Task to complete — For each line of the data below that holds "this", copy the line.

Figure data in JSON:
——
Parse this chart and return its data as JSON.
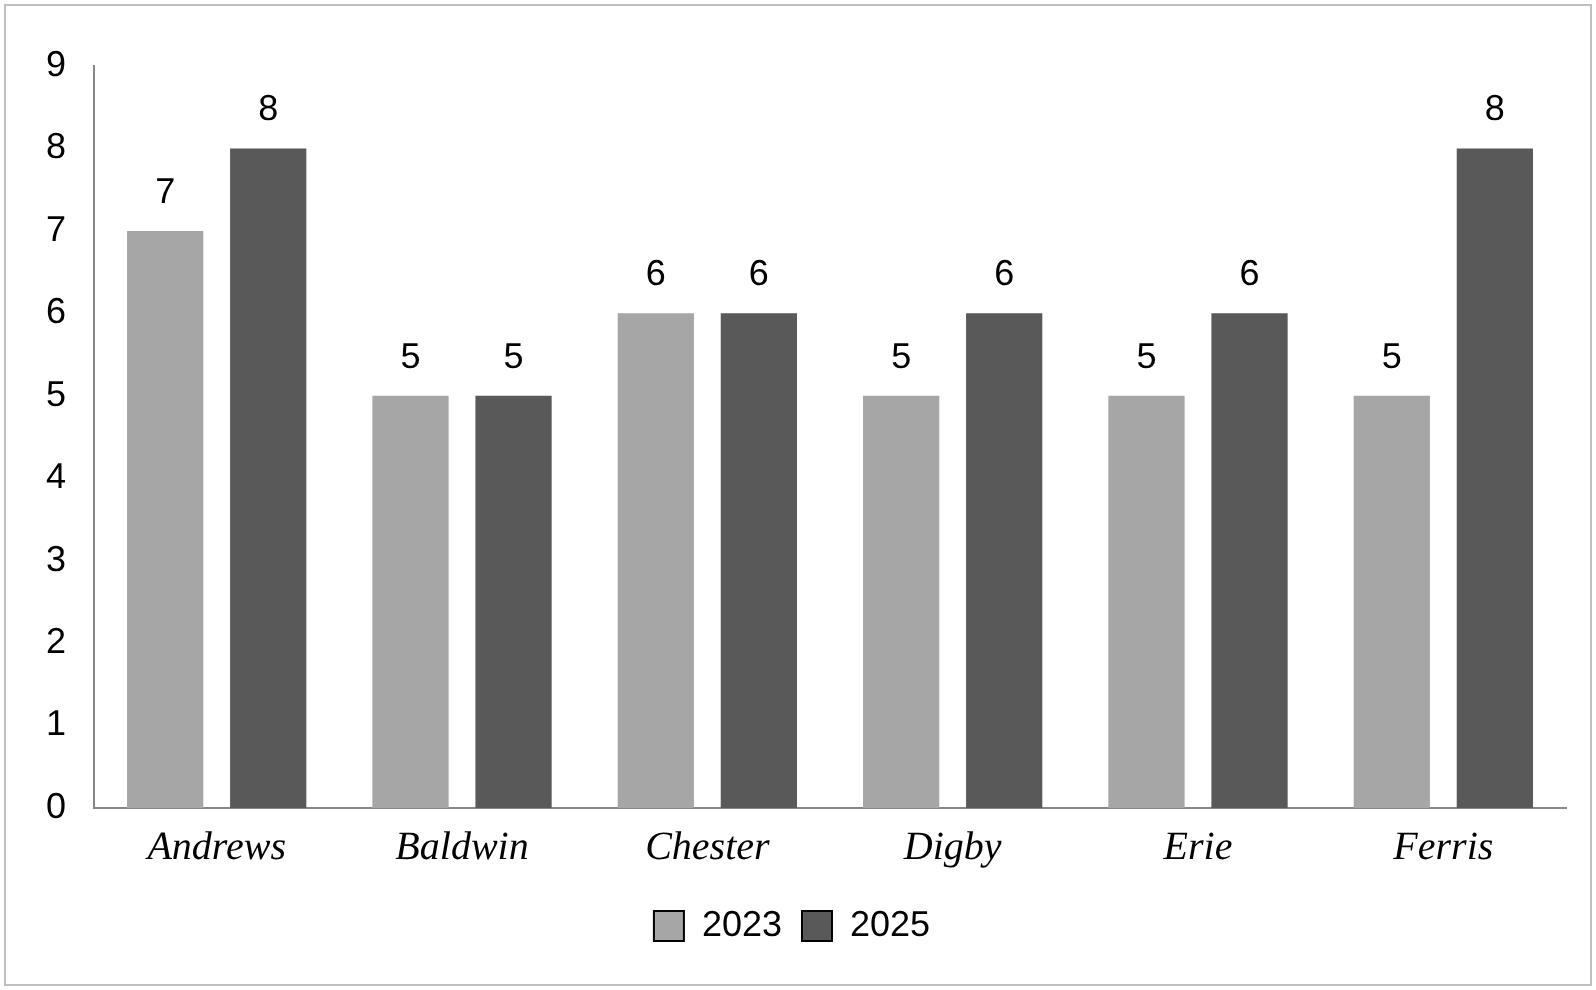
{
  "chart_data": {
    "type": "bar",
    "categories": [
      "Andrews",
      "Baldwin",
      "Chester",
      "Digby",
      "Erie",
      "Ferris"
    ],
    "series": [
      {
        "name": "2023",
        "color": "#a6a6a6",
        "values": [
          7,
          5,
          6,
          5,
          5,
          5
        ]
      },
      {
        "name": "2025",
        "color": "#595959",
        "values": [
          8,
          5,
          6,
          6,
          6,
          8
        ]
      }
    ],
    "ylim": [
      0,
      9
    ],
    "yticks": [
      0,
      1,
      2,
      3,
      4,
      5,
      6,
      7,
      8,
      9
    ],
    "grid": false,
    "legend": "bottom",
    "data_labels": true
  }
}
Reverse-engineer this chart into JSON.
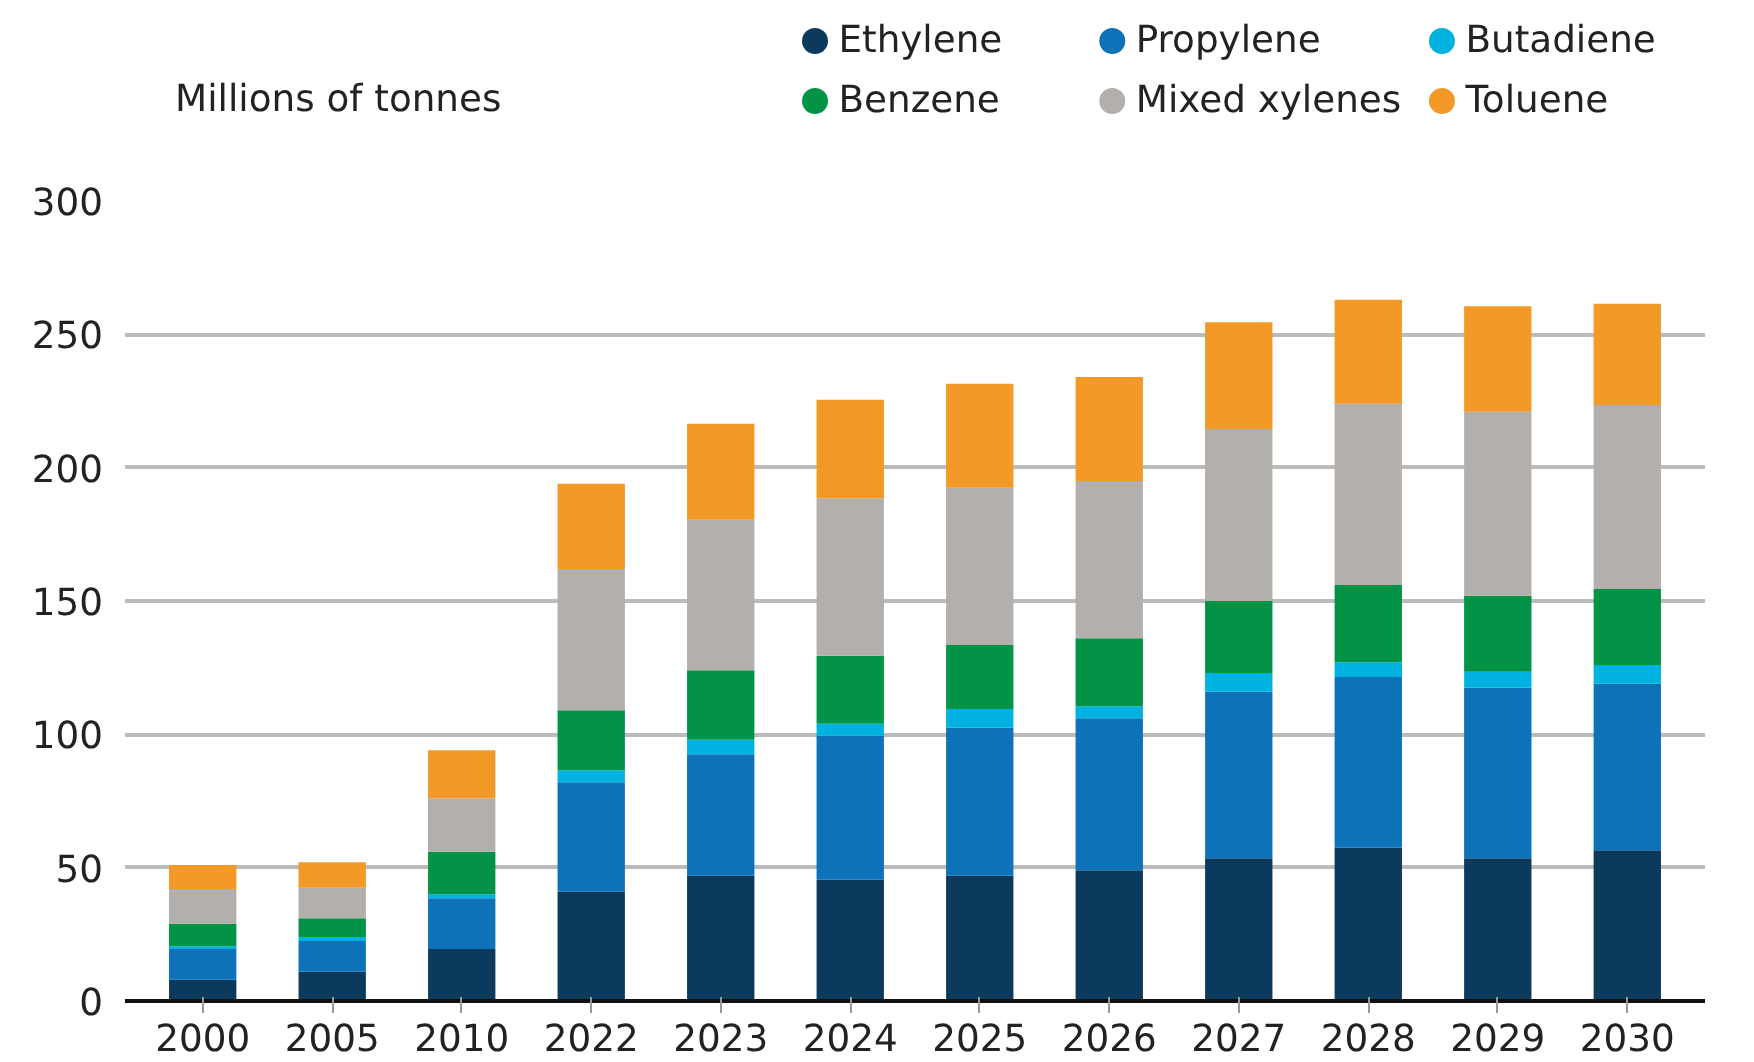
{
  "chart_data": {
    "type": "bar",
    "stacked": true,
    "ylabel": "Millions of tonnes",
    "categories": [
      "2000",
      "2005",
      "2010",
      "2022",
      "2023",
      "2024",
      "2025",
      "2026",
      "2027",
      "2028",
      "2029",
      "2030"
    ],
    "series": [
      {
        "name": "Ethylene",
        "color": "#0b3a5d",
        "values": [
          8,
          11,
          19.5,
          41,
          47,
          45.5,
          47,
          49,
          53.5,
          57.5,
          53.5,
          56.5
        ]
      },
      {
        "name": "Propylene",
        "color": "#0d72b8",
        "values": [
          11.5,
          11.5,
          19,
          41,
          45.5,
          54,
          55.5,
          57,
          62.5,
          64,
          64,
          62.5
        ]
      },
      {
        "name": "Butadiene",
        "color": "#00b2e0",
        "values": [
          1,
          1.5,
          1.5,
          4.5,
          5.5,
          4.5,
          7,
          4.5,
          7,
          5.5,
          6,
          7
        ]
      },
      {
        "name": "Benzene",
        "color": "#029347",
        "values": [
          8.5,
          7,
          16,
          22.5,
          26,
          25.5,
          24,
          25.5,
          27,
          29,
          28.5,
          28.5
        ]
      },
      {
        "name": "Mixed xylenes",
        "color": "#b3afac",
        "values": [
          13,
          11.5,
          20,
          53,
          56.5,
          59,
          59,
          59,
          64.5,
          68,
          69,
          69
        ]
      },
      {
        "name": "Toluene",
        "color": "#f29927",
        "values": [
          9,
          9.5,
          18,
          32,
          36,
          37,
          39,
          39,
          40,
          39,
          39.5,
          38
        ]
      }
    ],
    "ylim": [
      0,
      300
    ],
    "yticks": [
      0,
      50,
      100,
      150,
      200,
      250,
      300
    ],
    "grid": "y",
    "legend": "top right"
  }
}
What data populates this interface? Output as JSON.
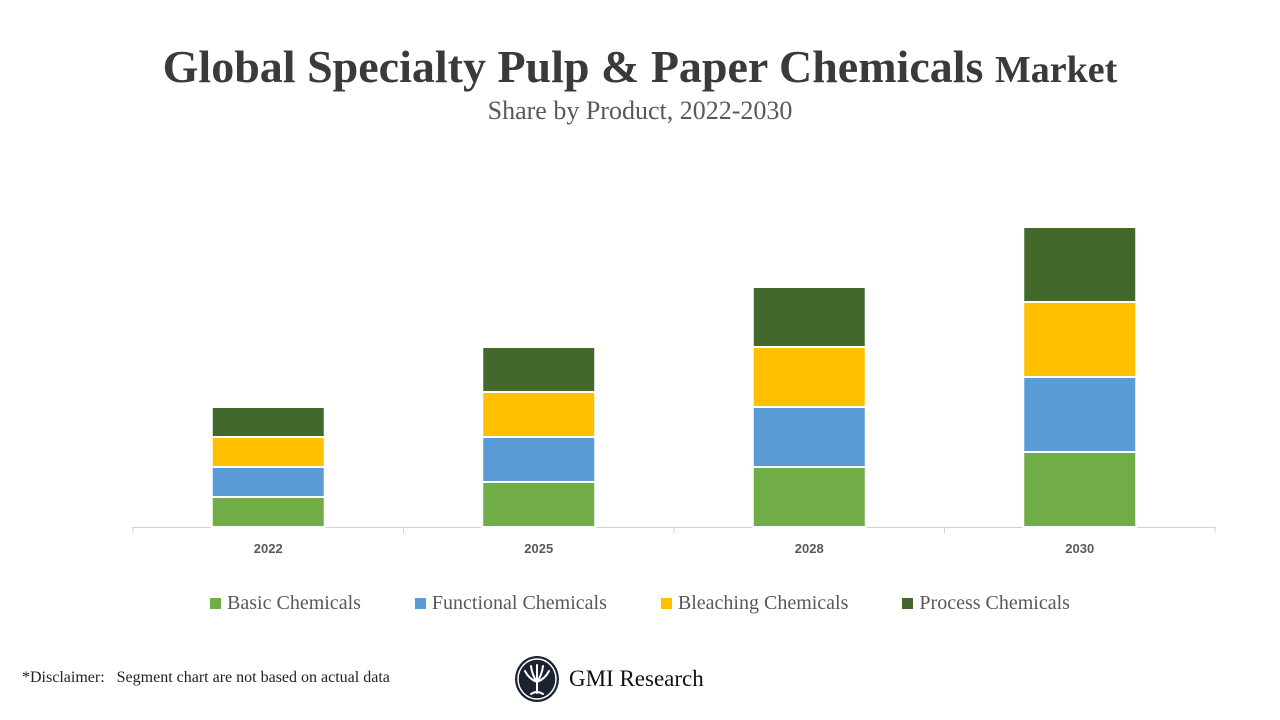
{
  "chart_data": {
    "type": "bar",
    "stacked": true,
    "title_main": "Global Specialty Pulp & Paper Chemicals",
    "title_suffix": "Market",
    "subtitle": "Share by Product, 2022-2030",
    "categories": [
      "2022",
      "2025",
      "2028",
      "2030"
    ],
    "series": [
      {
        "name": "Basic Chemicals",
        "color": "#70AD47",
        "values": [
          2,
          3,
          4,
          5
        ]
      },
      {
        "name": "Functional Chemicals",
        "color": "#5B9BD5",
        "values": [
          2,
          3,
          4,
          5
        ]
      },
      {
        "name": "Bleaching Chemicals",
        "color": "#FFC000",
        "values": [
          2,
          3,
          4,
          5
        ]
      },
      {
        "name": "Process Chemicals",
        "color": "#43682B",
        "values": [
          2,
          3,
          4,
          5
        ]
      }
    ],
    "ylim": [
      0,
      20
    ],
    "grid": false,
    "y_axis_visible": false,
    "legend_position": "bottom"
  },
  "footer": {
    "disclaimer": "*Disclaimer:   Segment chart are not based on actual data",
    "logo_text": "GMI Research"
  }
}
——
The output —
Parse this chart and return its data as JSON.
Reverse-engineer this chart into JSON.
What data populates this interface? Output as JSON.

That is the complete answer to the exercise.